(Image-based layout rows)
_ _ _

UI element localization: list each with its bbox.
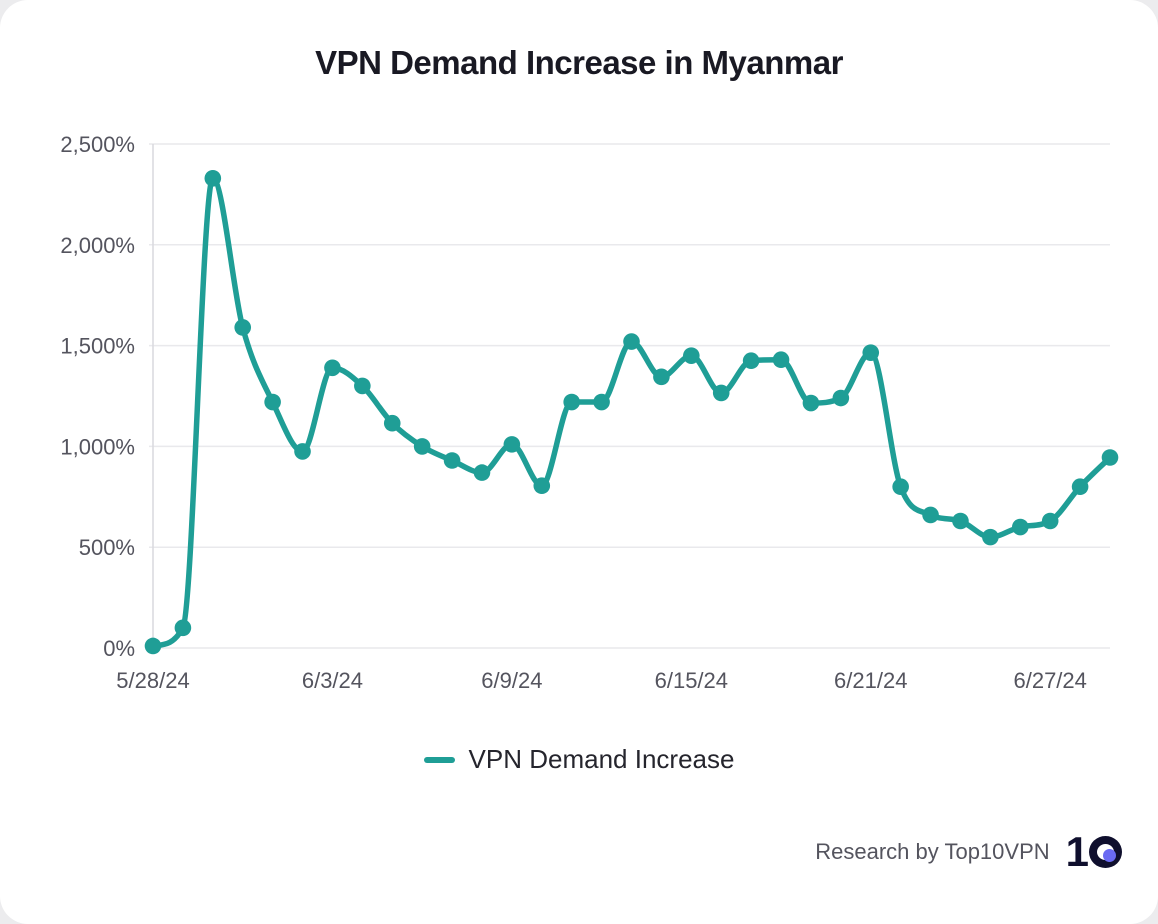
- data-point: [593, 393, 610, 411]
- legend-line-swatch: [423, 756, 455, 763]
- data-point: [354, 377, 371, 395]
- demand-line-series: [150, 175, 1113, 649]
- data-point: [383, 414, 401, 432]
- data-point: [832, 389, 850, 407]
- y-axis-label: 2,500%: [60, 132, 135, 157]
- data-point: [862, 344, 880, 361]
- data-point: [982, 528, 999, 546]
- y-axis-label: 1,500%: [60, 334, 135, 359]
- data-point: [563, 393, 580, 411]
- data-point: [1101, 449, 1119, 466]
- data-point: [1071, 478, 1089, 496]
- y-axis-label: 2,000%: [60, 233, 135, 258]
- legend-label: VPN Demand Increase: [468, 744, 735, 774]
- logo-digit-one: 1: [1065, 828, 1089, 875]
- chart-title: VPN Demand Increase in Myanmar: [315, 44, 843, 81]
- data-point: [683, 347, 700, 364]
- data-point: [772, 351, 790, 369]
- data-point: [802, 394, 820, 412]
- data-point: [174, 619, 192, 637]
- data-point: [473, 464, 491, 481]
- data-point: [533, 477, 551, 495]
- data-point: [922, 506, 939, 524]
- data-point: [443, 452, 461, 469]
- y-axis-label: 1,000%: [60, 434, 135, 459]
- legend: VPN Demand Increase: [0, 744, 1158, 775]
- x-axis-label: 6/3/24: [302, 668, 363, 693]
- data-point: [503, 436, 521, 453]
- x-axis-label: 6/15/24: [655, 668, 728, 693]
- logo-ring-icon: [1089, 836, 1122, 868]
- data-point: [264, 393, 281, 411]
- data-point: [234, 319, 252, 336]
- vpn-demand-line-chart: 0% 500% 1,000% 1,500% 2,000% 2,500% 5/28/24 6/3…: [60, 132, 1119, 693]
- data-point: [623, 333, 640, 350]
- data-point: [742, 352, 760, 370]
- data-point: [892, 478, 909, 496]
- x-axis-label: 6/27/24: [1013, 668, 1086, 693]
- data-point: [712, 384, 730, 402]
- data-point: [413, 438, 431, 455]
- x-axis-label: 5/28/24: [116, 668, 189, 693]
- credit-text: Research by Top10VPN: [815, 839, 1050, 864]
- top10vpn-logo: 1: [1065, 828, 1122, 875]
- data-point: [1041, 512, 1059, 530]
- data-point: [204, 169, 222, 187]
- data-point: [324, 359, 341, 377]
- footer: Research by Top10VPN 1: [815, 828, 1122, 875]
- data-point: [1011, 518, 1029, 536]
- data-point: [653, 368, 670, 386]
- logo-dot-icon: [1103, 849, 1116, 862]
- y-axis-label: 500%: [79, 535, 135, 560]
- y-axis-label: 0%: [103, 636, 135, 661]
- x-axis-label: 6/9/24: [481, 668, 542, 693]
- data-point: [952, 512, 969, 530]
- data-point: [144, 637, 162, 655]
- data-point: [294, 443, 311, 460]
- x-axis-label: 6/21/24: [834, 668, 907, 693]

_ _ _

- _OBJECTIVE_: Can you pull out every row above and copy each line word for word, leaving out the picture?

- _THE RESULT_:
UI element localization: list each with its bbox.
- data-point: [593, 393, 610, 411]
- legend-line-swatch: [423, 756, 455, 763]
- data-point: [354, 377, 371, 395]
- demand-line-series: [150, 175, 1113, 649]
- data-point: [383, 414, 401, 432]
- data-point: [832, 389, 850, 407]
- y-axis-label: 2,500%: [60, 132, 135, 157]
- data-point: [862, 344, 880, 361]
- data-point: [982, 528, 999, 546]
- y-axis-label: 1,500%: [60, 334, 135, 359]
- data-point: [563, 393, 580, 411]
- data-point: [1101, 449, 1119, 466]
- data-point: [1071, 478, 1089, 496]
- y-axis-label: 2,000%: [60, 233, 135, 258]
- legend-label: VPN Demand Increase: [468, 744, 735, 774]
- logo-digit-one: 1: [1065, 828, 1089, 875]
- chart-title: VPN Demand Increase in Myanmar: [315, 44, 843, 81]
- data-point: [683, 347, 700, 364]
- data-point: [772, 351, 790, 369]
- data-point: [802, 394, 820, 412]
- data-point: [174, 619, 192, 637]
- data-point: [473, 464, 491, 481]
- data-point: [533, 477, 551, 495]
- data-point: [922, 506, 939, 524]
- data-point: [443, 452, 461, 469]
- y-axis-label: 1,000%: [60, 434, 135, 459]
- legend: VPN Demand Increase: [0, 744, 1158, 775]
- x-axis-label: 6/3/24: [302, 668, 363, 693]
- data-point: [503, 436, 521, 453]
- x-axis-label: 6/15/24: [655, 668, 728, 693]
- logo-ring-icon: [1089, 836, 1122, 868]
- data-point: [264, 393, 281, 411]
- data-point: [234, 319, 252, 336]
- vpn-demand-line-chart: 0% 500% 1,000% 1,500% 2,000% 2,500% 5/28/24 6/3…: [60, 132, 1119, 693]
- data-point: [623, 333, 640, 350]
- data-point: [742, 352, 760, 370]
- data-point: [892, 478, 909, 496]
- x-axis-label: 6/27/24: [1013, 668, 1086, 693]
- data-point: [712, 384, 730, 402]
- data-point: [413, 438, 431, 455]
- x-axis-label: 5/28/24: [116, 668, 189, 693]
- credit-text: Research by Top10VPN: [815, 839, 1050, 864]
- top10vpn-logo: 1: [1065, 828, 1122, 875]
- data-point: [1041, 512, 1059, 530]
- data-point: [204, 169, 222, 187]
- data-point: [324, 359, 341, 377]
- footer: Research by Top10VPN 1: [815, 828, 1122, 875]
- data-point: [1011, 518, 1029, 536]
- data-point: [653, 368, 670, 386]
- logo-dot-icon: [1103, 849, 1116, 862]
- y-axis-label: 500%: [79, 535, 135, 560]
- y-axis-label: 0%: [103, 636, 135, 661]
- x-axis-label: 6/9/24: [481, 668, 542, 693]
- data-point: [952, 512, 969, 530]
- data-point: [144, 637, 162, 655]
- data-point: [294, 443, 311, 460]
- x-axis-label: 6/21/24: [834, 668, 907, 693]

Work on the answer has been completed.